### GIVEN TASK
Go through the material below and count the lines with the string "Helvi"; the number is the whole answer.

### Source records
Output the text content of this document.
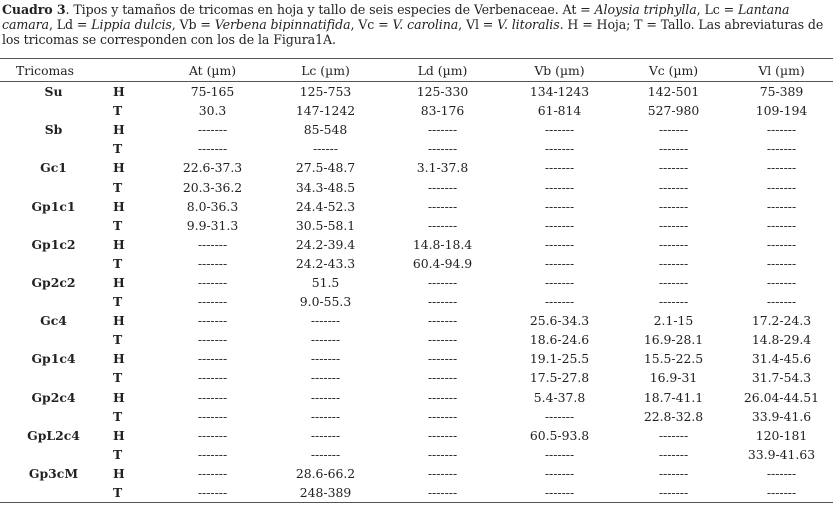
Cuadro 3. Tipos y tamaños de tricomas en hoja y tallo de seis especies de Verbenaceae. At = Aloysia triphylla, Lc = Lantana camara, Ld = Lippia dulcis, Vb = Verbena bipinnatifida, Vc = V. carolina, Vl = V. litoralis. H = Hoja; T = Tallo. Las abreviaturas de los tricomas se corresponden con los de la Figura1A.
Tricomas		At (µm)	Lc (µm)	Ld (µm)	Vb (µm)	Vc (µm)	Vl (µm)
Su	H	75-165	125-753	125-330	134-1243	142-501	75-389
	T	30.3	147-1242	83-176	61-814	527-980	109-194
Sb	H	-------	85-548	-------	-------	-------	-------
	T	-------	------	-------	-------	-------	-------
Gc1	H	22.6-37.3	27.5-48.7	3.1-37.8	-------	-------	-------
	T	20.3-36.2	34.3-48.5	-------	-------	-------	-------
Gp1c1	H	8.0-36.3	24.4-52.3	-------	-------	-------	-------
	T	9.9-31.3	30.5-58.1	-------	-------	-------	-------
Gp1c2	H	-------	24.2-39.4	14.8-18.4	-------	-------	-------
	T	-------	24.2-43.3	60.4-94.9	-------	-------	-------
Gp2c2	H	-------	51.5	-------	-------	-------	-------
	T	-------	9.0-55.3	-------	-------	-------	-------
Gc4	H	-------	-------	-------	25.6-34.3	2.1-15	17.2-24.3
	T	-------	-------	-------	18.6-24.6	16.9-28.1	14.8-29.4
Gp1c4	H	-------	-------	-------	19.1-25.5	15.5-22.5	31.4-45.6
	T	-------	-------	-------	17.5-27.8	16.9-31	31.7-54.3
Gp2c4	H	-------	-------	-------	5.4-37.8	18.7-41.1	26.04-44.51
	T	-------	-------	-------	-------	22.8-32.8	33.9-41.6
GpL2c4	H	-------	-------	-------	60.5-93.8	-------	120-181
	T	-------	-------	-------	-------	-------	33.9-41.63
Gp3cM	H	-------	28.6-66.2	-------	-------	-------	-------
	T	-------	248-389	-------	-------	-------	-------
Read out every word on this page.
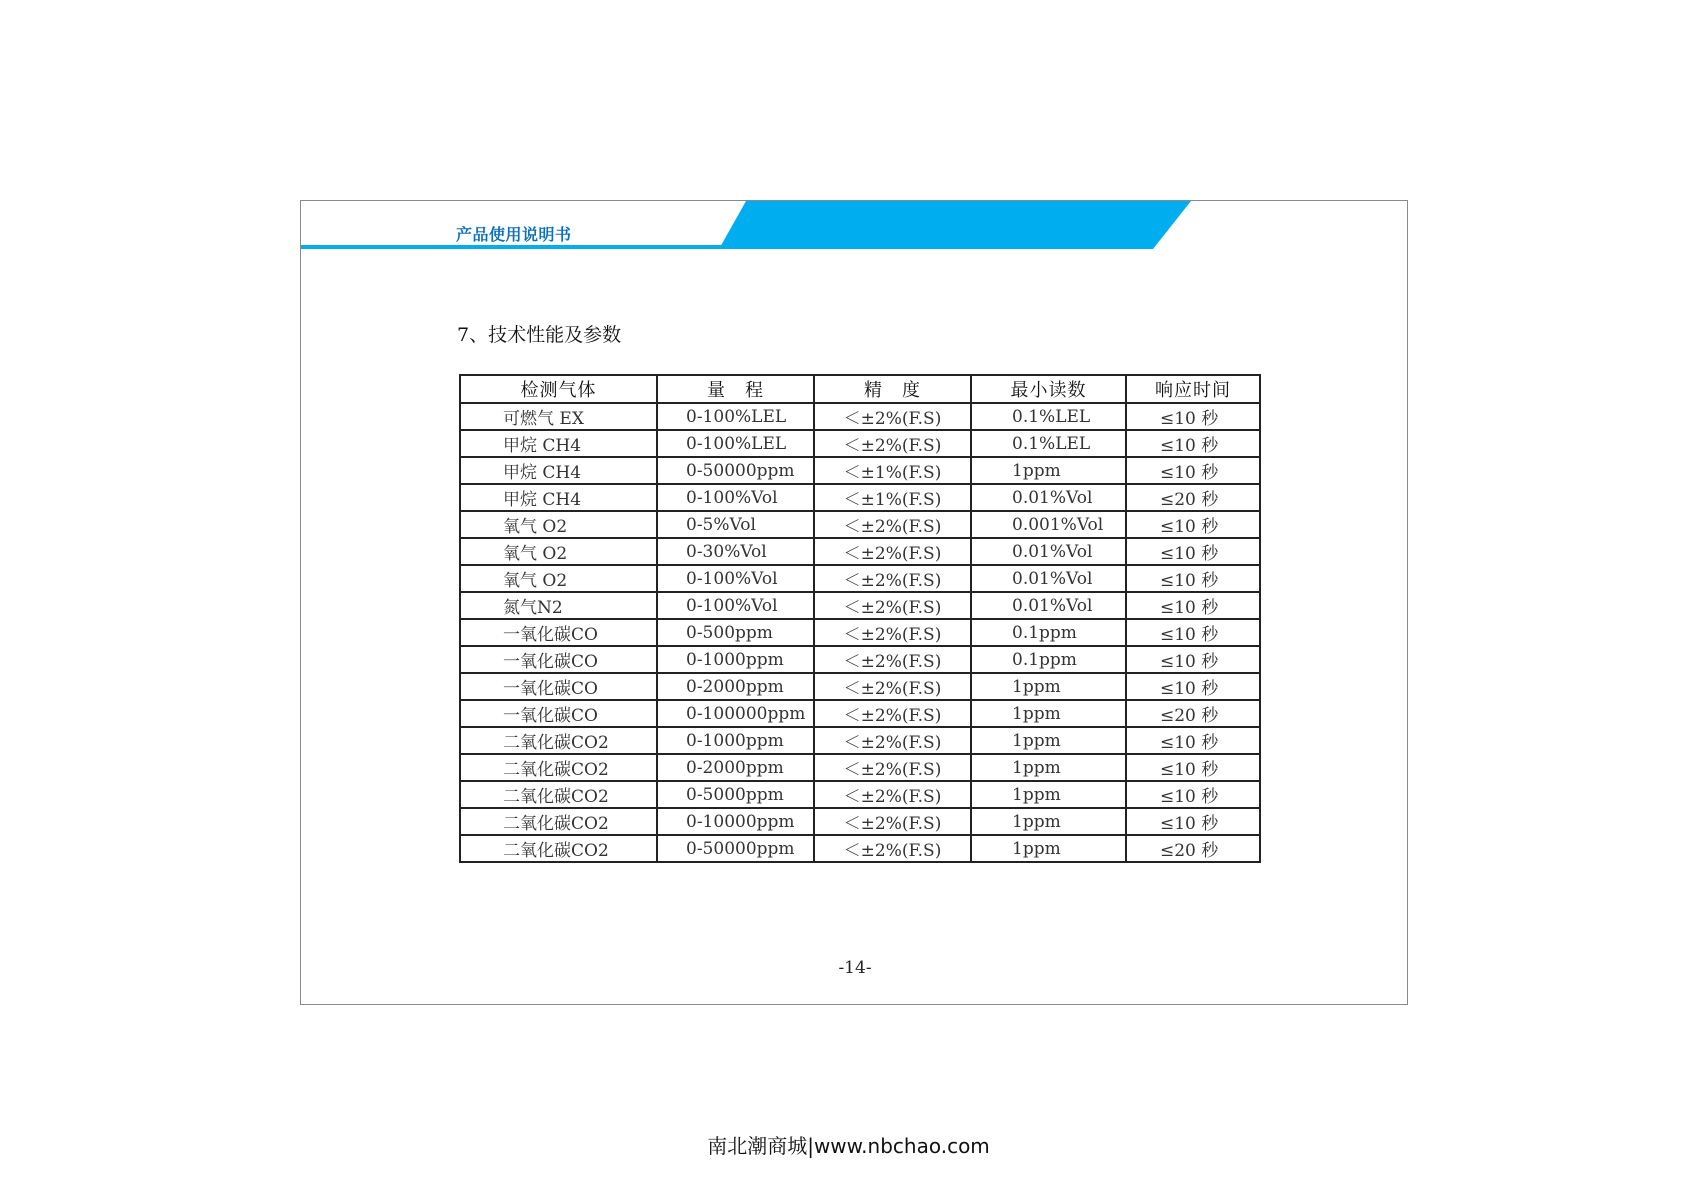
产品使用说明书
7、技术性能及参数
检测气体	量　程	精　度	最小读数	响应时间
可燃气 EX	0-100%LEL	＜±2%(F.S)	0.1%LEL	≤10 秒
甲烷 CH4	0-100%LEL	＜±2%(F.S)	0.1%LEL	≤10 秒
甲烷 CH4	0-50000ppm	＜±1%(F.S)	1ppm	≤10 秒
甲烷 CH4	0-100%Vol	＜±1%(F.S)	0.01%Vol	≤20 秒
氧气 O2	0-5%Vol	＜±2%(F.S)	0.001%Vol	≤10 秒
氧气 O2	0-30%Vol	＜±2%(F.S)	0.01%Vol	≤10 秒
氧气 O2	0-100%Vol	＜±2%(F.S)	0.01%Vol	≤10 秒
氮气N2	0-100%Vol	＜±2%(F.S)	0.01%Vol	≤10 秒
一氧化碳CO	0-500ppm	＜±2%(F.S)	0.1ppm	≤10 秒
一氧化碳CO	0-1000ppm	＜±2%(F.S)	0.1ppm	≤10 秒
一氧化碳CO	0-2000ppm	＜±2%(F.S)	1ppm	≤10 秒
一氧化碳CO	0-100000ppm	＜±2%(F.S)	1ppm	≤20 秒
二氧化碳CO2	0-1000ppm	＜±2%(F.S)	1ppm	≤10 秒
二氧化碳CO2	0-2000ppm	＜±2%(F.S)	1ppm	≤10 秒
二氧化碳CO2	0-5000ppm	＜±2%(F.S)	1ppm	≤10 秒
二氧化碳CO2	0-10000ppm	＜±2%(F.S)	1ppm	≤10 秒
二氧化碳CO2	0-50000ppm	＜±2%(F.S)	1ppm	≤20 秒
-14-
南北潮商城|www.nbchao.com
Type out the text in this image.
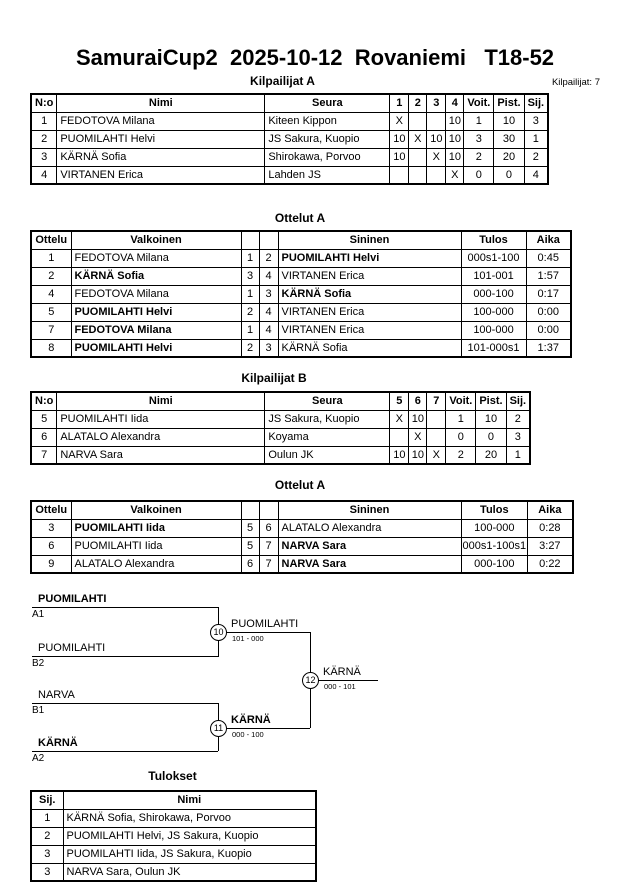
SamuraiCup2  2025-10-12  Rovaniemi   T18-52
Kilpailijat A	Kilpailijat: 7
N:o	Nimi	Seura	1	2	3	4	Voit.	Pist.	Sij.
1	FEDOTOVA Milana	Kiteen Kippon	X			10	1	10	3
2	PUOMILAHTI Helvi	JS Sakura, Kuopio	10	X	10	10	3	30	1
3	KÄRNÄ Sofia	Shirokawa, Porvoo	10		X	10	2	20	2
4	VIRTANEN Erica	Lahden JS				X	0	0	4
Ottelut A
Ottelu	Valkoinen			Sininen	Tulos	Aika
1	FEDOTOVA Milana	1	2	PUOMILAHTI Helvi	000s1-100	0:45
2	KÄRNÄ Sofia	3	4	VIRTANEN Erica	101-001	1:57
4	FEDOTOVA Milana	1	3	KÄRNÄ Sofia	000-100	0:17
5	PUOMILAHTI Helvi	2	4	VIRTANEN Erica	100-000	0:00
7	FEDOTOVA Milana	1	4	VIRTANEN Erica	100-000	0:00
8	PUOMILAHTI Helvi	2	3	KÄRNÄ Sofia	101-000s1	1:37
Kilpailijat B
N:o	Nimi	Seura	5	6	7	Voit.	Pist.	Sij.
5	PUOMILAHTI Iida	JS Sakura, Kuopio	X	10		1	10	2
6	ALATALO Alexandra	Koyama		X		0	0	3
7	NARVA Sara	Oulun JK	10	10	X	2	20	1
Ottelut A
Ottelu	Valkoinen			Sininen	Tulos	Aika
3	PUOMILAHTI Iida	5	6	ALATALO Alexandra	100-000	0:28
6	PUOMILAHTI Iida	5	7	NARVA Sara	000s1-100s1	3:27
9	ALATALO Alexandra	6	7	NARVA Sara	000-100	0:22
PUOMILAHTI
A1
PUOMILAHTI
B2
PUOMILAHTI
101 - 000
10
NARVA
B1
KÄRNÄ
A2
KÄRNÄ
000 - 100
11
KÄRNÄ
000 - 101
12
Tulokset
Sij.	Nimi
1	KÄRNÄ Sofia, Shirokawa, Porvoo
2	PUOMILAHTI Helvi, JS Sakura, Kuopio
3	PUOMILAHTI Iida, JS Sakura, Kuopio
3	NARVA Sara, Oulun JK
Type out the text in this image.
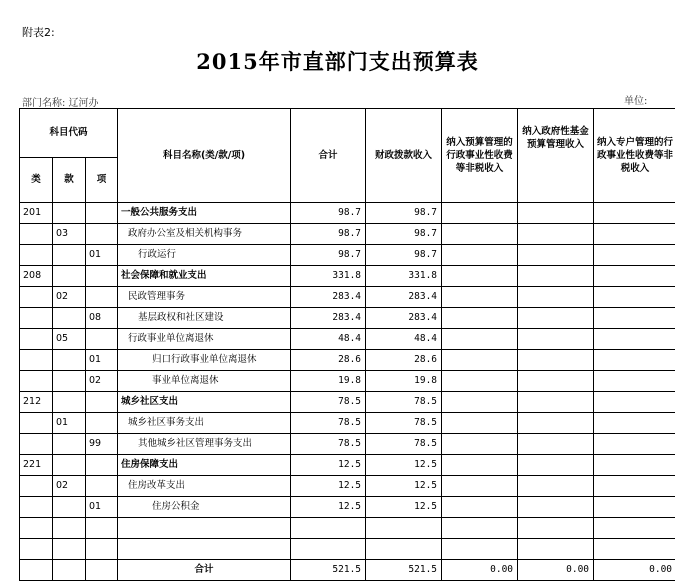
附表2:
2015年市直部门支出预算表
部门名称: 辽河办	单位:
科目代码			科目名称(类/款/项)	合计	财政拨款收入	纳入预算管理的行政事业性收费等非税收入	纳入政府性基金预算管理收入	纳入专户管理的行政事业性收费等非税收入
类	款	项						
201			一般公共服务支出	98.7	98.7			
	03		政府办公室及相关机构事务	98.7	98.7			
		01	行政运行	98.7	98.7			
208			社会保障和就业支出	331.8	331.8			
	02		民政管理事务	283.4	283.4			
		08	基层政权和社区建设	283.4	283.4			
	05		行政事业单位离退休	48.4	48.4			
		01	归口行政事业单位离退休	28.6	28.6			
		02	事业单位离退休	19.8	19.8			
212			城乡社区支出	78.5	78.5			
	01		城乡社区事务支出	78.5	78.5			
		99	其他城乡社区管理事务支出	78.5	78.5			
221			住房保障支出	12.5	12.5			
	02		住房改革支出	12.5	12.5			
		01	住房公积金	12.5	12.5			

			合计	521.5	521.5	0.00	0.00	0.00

### RESPONSE
5